| Richiesta scritta |
Riprendi l'articolo su Banksy e sul libro di Sabina De Gregori, proseguendolo subito dopo la frase «Ho incontrato Sabina per una chiacchierata.».

| Testo di partenza |
Banksy, il terrorista dell’arte: intervista a Sabina De Gregori

Nessuno lo ha mai visto in faccia, Banksy. Nessuno sa come si chiami in realtà, nemmeno il suo gallerista, anche se in merito si sprecano le ipotesi. Sabina De Gregori, giovane critica d’arte, è l’autrice di questo splendido volume edito da Castelvecchi su colui che viene definito “terrorista dell’arte”. È l’artista dell’impermanenza per eccellenza, in quanto le sue opere appaiono su scenari urbani come muri, ponti, vagoni abbandonati, per rischiare di scomparire, ricoperte dalle opere di altri artisti della “street art”, dai proprietari delle case o dalle forze dell’ordine.

Le quotazioni delle sue opere non sembrano conoscere freni, al punto che lui stesso ha commentato, sul suo sito: «E voi stupidi continuate a comprare questa merda?». Un libro appassionante, a metà tra il catalogo d’arte e il resoconto di un’indagine. Ho incontrato Sabina per una chiacchierata.

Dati
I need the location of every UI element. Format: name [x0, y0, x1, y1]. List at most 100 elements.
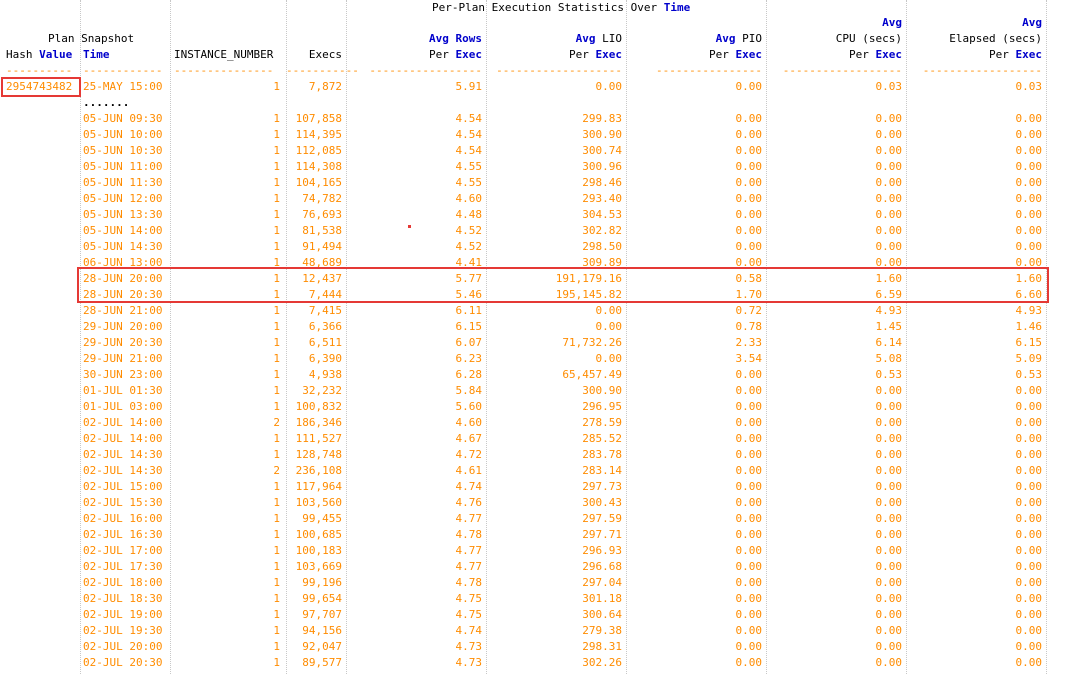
cpu-cell: 0.00	[875, 528, 903, 541]
instance-cell: 1	[273, 320, 280, 333]
underline: ----------	[6, 64, 73, 77]
elapsed-avg-label: Avg	[1022, 16, 1042, 29]
elapsed-cell: 0.00	[1015, 592, 1043, 605]
underline: ---------------	[174, 64, 274, 77]
time-cell: 05-JUN 09:30	[83, 112, 163, 125]
rows-cell: 4.77	[455, 560, 483, 573]
ellipsis-row: .......	[0, 95, 1082, 111]
instance-cell: 1	[273, 624, 280, 637]
elapsed-cell: 0.00	[1015, 608, 1043, 621]
rows-cell: 4.78	[455, 528, 483, 541]
table-row: 02-JUL 15:00 1 117,964 4.74 297.73 0.00 0.00 0.…	[0, 479, 1082, 495]
pio-cell: 0.00	[735, 112, 763, 125]
pio-cell: 0.00	[735, 368, 763, 381]
instance-cell: 1	[273, 384, 280, 397]
lio-cell: 300.90	[582, 128, 622, 141]
time-cell: 05-JUN 11:30	[83, 176, 163, 189]
cpu-cell: 0.00	[875, 656, 903, 669]
lio-cell: 298.46	[582, 176, 622, 189]
time-header: Time	[83, 48, 110, 61]
table-row: 01-JUL 03:00 1 100,832 5.60 296.95 0.00 0.00 0.…	[0, 399, 1082, 415]
table-row: 30-JUN 23:00 1 4,938 6.28 65,457.49 0.00 0.53 0…	[0, 367, 1082, 383]
execs-cell: 4,938	[308, 368, 342, 381]
table-row: 28-JUN 20:00 1 12,437 5.77 191,179.16 0.58 1.6…	[0, 271, 1082, 287]
elapsed-header: Elapsed (secs)	[949, 32, 1042, 45]
instance-cell: 1	[273, 608, 280, 621]
hash-value-header: Hash Value	[6, 48, 73, 61]
pio-cell: 0.00	[735, 656, 763, 669]
pio-cell: 0.00	[735, 544, 763, 557]
execs-cell: 99,455	[302, 512, 342, 525]
time-cell: 02-JUL 20:30	[83, 656, 163, 669]
execs-cell: 81,538	[302, 224, 342, 237]
instance-cell: 1	[273, 544, 280, 557]
instance-cell: 1	[273, 512, 280, 525]
lio-cell: 279.38	[582, 624, 622, 637]
pio-cell: 0.72	[735, 304, 763, 317]
elapsed-cell: 4.93	[1015, 304, 1043, 317]
table-row: 02-JUL 14:00 1 111,527 4.67 285.52 0.00 0.00 0.…	[0, 431, 1082, 447]
elapsed-cell: 0.00	[1015, 464, 1043, 477]
elapsed-cell: 0.00	[1015, 400, 1043, 413]
pio-cell: 0.00	[735, 592, 763, 605]
pio-cell: 0.00	[735, 224, 763, 237]
pio-header: Avg PIO	[715, 32, 762, 45]
table-row: 05-JUN 10:00 1 114,395 4.54 300.90 0.00 0.00 0.…	[0, 127, 1082, 143]
instance-cell: 1	[273, 432, 280, 445]
instance-cell: 2	[273, 464, 280, 477]
lio-cell: 283.78	[582, 448, 622, 461]
elapsed-cell: 0.53	[1015, 368, 1043, 381]
instance-cell: 1	[273, 336, 280, 349]
table-row: 02-JUL 14:30 1 128,748 4.72 283.78 0.00 0.00 0.…	[0, 447, 1082, 463]
rows-cell: 6.28	[455, 368, 483, 381]
rows-cell: 4.78	[455, 576, 483, 589]
time-cell: 05-JUN 11:00	[83, 160, 163, 173]
time-cell: 02-JUL 20:00	[83, 640, 163, 653]
execs-cell: 103,560	[295, 496, 342, 509]
table-row: 02-JUL 14:30 2 236,108 4.61 283.14 0.00 0.00 0.…	[0, 463, 1082, 479]
lio-header: Avg LIO	[575, 32, 622, 45]
marker-dot	[408, 225, 411, 228]
header-underline-row: ---------- ------------ --------------- …	[0, 63, 1082, 79]
lio-cell: 293.40	[582, 192, 622, 205]
lio-cell: 299.83	[582, 112, 622, 125]
elapsed-cell: 6.60	[1015, 288, 1043, 301]
pio-cell: 0.00	[735, 400, 763, 413]
rows-cell: 4.75	[455, 592, 483, 605]
execs-cell: 6,366	[308, 320, 342, 333]
report-title-row: Per-Plan Execution Statistics Over Time	[0, 0, 1082, 16]
rows-cell: 4.72	[455, 448, 483, 461]
time-cell: 01-JUL 03:00	[83, 400, 163, 413]
time-cell: 06-JUN 13:00	[83, 256, 163, 269]
cpu-cell: 0.00	[875, 160, 903, 173]
table-row: 05-JUN 14:30 1 91,494 4.52 298.50 0.00 0.00 0.0…	[0, 239, 1082, 255]
elapsed-cell: 0.00	[1015, 496, 1043, 509]
table-row: 02-JUL 19:00 1 97,707 4.75 300.64 0.00 0.00 0.0…	[0, 607, 1082, 623]
instance-cell: 1	[273, 192, 280, 205]
cpu-cell: 0.00	[875, 256, 903, 269]
rows-cell: 6.07	[455, 336, 483, 349]
rows-cell: 4.73	[455, 640, 483, 653]
elapsed-cell: 5.09	[1015, 352, 1043, 365]
cpu-cell: 0.00	[875, 192, 903, 205]
table-row: 02-JUL 15:30 1 103,560 4.76 300.43 0.00 0.00 0.…	[0, 495, 1082, 511]
table-row: 05-JUN 12:00 1 74,782 4.60 293.40 0.00 0.00 0.0…	[0, 191, 1082, 207]
lio-cell: 297.04	[582, 576, 622, 589]
lio-cell: 0.00	[595, 352, 623, 365]
table-row: 05-JUN 14:00 1 81,538 4.52 302.82 0.00 0.00 0.0…	[0, 223, 1082, 239]
pio-cell: 0.00	[735, 464, 763, 477]
time-cell: 02-JUL 19:00	[83, 608, 163, 621]
lio-cell: 195,145.82	[555, 288, 622, 301]
execs-cell: 112,085	[295, 144, 342, 157]
ellipsis: .......	[83, 96, 130, 109]
rows-cell: 4.54	[455, 112, 483, 125]
instance-cell: 1	[273, 208, 280, 221]
rows-cell: 4.52	[455, 224, 483, 237]
time-cell: 02-JUL 15:00	[83, 480, 163, 493]
execs-cell: 103,669	[295, 560, 342, 573]
rows-cell: 4.77	[455, 512, 483, 525]
execs-cell: 111,527	[295, 432, 342, 445]
instance-cell: 1	[273, 368, 280, 381]
time-cell: 05-JUN 10:30	[83, 144, 163, 157]
table-row: 02-JUL 18:30 1 99,654 4.75 301.18 0.00 0.00 0.0…	[0, 591, 1082, 607]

| Esito del compito |
Ciao Sabina, benvenuta. La prima domanda che vorrei farti è: cosa ti ha spinta a scrivere di Banksy, il writer più famoso di tutti i tempi?

In primo luogo è un artista che mi piace. Ho poi riflettuto su come alcune immagini da lui create siano entrate a far parte dell’immaginario collettivo. Molte persone conoscono la bambina con il palloncino a forma di cuore o l’immagine dei due poliziotti inglesi che si baciano e non sanno il nome dell’autore. I bookshop dei musei e le bancarelle pullulano di merchandising con i suoi lavori ma – almeno in Italia – Banksy non è ancora riconosciuto dalla gran parte delle persone. Ero interessata a capire come e perché la street art stia entrando nel circuito dell’arte più istituzionale.

Come ti sei documentata?

Sono andata a Bristol – sua città natale – e a Londra per vedere i suoi lavori sia sulla strada che in galleria che nel museo. Come molti sanno Banksy è tutt’oggi anonimo quindi mi sono divertita cercando indizi sul tessuto urbano e dal suo gallerista inglese Acoris Andipa, ho poi studiato tutto il materiale raccolto su di lui.

Cosa ti ha colpito di più di questo “terrorista dell’arte”?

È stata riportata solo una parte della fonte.